[WHAT YOU WILL DO] Say how many lines of the listing below contain "page", giving the number and nothing else.

[SOURCE MATERIAL]
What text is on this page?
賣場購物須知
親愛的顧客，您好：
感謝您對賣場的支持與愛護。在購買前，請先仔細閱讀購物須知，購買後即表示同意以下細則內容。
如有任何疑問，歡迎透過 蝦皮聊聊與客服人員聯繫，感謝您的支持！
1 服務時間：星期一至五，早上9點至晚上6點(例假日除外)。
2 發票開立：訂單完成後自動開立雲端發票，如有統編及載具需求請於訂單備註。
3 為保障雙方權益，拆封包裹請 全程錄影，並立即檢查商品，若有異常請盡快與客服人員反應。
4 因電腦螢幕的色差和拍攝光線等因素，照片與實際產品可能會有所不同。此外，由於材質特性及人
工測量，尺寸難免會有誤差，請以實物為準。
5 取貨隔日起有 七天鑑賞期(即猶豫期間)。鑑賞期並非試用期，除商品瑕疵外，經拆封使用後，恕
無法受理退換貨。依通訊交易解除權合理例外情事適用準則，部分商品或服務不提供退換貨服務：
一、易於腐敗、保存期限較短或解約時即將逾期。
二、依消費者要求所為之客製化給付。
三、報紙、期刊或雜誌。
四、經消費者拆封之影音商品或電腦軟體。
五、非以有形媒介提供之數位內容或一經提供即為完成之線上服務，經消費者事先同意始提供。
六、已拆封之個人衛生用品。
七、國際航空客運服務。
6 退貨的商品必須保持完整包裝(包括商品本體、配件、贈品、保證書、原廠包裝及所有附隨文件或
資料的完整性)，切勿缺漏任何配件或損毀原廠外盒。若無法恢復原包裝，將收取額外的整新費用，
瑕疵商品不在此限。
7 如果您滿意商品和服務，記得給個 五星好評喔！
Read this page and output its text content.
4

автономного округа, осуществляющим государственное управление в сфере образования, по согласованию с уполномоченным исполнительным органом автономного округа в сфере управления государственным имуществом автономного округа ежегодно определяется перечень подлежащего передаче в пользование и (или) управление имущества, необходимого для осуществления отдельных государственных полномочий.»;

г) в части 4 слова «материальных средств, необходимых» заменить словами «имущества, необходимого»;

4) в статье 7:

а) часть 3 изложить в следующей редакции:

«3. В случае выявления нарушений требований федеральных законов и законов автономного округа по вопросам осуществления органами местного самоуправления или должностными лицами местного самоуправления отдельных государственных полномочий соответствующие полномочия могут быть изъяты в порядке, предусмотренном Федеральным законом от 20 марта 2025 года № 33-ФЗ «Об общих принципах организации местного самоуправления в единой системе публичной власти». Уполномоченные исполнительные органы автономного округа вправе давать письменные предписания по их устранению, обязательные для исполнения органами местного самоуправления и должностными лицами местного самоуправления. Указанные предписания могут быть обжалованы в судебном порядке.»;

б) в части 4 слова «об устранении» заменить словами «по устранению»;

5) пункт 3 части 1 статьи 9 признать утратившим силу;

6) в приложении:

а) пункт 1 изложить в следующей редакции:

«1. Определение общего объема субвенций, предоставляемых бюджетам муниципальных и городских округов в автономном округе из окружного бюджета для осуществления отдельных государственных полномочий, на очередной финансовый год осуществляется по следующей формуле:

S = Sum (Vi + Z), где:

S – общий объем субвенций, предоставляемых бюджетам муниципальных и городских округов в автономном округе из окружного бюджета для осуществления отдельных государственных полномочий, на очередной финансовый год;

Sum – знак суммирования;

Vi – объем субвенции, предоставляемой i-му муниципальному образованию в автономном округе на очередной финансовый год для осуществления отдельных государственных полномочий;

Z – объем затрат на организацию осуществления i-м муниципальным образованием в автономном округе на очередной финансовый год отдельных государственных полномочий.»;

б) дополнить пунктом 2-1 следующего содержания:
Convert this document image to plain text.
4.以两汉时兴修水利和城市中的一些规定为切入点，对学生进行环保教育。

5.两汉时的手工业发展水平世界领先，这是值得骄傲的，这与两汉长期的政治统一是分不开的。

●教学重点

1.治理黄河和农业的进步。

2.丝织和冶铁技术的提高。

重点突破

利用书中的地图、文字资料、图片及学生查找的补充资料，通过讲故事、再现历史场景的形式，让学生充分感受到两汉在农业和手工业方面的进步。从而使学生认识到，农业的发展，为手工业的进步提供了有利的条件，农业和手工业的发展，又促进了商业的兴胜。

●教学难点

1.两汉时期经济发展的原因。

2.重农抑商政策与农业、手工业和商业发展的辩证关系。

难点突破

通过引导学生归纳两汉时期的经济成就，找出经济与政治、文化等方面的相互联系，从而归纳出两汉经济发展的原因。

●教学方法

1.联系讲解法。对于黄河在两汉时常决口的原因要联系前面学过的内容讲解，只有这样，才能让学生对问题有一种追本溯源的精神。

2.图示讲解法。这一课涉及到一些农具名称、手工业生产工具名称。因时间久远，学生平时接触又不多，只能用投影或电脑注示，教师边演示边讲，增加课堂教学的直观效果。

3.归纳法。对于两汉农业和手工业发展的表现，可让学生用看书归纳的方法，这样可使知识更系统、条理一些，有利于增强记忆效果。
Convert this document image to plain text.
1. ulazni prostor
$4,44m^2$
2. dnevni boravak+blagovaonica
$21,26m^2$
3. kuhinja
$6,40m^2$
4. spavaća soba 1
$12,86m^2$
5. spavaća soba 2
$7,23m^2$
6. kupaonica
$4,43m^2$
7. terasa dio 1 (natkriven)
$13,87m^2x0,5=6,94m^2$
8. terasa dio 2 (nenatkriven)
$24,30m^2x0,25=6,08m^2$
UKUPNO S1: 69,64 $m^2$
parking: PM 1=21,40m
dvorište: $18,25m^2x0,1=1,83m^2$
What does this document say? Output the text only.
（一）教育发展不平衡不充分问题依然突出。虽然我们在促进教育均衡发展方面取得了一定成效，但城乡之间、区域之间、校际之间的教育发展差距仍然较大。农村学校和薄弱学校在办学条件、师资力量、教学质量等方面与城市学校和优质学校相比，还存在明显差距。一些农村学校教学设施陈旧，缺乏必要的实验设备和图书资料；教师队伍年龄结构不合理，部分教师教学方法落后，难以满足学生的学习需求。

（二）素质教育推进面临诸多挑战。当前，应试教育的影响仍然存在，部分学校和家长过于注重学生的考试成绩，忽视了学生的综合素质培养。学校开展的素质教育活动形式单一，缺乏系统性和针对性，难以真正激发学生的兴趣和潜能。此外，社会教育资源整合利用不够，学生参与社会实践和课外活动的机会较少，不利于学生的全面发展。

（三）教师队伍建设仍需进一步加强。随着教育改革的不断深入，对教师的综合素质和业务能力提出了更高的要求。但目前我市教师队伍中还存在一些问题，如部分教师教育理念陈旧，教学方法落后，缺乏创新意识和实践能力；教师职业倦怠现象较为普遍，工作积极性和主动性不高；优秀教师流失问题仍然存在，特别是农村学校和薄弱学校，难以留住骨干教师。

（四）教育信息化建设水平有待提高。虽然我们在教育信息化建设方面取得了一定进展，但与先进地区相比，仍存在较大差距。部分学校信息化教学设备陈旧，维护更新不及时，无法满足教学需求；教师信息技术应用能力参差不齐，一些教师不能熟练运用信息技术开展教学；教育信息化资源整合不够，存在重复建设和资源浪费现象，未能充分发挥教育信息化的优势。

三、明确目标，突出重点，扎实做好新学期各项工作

[COMPLETE RESPONSE] 2